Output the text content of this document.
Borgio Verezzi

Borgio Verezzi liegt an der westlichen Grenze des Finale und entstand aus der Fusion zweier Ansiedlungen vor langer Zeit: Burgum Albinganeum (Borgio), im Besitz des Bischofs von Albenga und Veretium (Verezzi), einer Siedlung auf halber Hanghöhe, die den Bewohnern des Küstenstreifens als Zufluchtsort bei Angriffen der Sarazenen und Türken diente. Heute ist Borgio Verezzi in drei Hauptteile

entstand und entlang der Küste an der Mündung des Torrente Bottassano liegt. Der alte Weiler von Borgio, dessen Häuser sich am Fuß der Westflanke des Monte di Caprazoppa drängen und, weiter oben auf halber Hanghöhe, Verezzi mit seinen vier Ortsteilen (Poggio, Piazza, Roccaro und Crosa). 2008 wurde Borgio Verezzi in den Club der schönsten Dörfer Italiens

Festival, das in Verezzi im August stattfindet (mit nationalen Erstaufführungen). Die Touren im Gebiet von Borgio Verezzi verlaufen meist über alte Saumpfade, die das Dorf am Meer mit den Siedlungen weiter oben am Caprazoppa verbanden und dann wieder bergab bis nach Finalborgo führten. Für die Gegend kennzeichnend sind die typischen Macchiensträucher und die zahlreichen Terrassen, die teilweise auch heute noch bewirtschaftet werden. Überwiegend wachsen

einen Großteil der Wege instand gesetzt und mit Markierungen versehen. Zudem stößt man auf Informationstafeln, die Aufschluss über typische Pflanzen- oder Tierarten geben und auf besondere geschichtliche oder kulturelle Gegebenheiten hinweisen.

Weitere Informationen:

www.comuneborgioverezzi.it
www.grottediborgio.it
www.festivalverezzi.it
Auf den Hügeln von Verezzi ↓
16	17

The task – Return the full listing, character for character.

Exercise solution –
Output the text content of this document.
Borgio Verezzi

Borgio Verezzi liegt an der westlichen Grenze des Finale und entstand aus der Fusion zweier Ansiedlungen vor langer Zeit: Burgum Albinganeum (Borgio), im Besitz des Bischofs von Albenga und Veretium (Verezzi), einer Siedlung auf halber Hanghöhe, die den Bewohnern des Küstenstreifens als Zufluchtsort bei Angriffen der Sarazenen und Türken diente. Heute ist Borgio Verezzi in drei Hauptteile

entstand und entlang der Küste an der Mündung des Torrente Bottassano liegt. Der alte Weiler von Borgio, dessen Häuser sich am Fuß der Westflanke des Monte di Caprazoppa drängen und, weiter oben auf halber Hanghöhe, Verezzi mit seinen vier Ortsteilen (Poggio, Piazza, Roccaro und Crosa). 2008 wurde Borgio Verezzi in den Club der schönsten Dörfer Italiens

Festival, das in Verezzi im August stattfindet (mit nationalen Erstaufführungen). Die Touren im Gebiet von Borgio Verezzi verlaufen meist über alte Saumpfade, die das Dorf am Meer mit den Siedlungen weiter oben am Caprazoppa verbanden und dann wieder bergab bis nach Finalborgo führten. Für die Gegend kennzeichnend sind die typischen Macchiensträucher und die zahlreichen Terrassen, die teilweise auch heute noch bewirtschaftet werden. Überwiegend wachsen

einen Großteil der Wege instand gesetzt und mit Markierungen versehen. Zudem stößt man auf Informationstafeln, die Aufschluss über typische Pflanzen- oder Tierarten geben und auf besondere geschichtliche oder kulturelle Gegebenheiten hinweisen.

Weitere Informationen:

www.comuneborgioverezzi.it
www.grottediborgio.it
www.festivalverezzi.it
Auf den Hügeln von Verezzi ↓
16	17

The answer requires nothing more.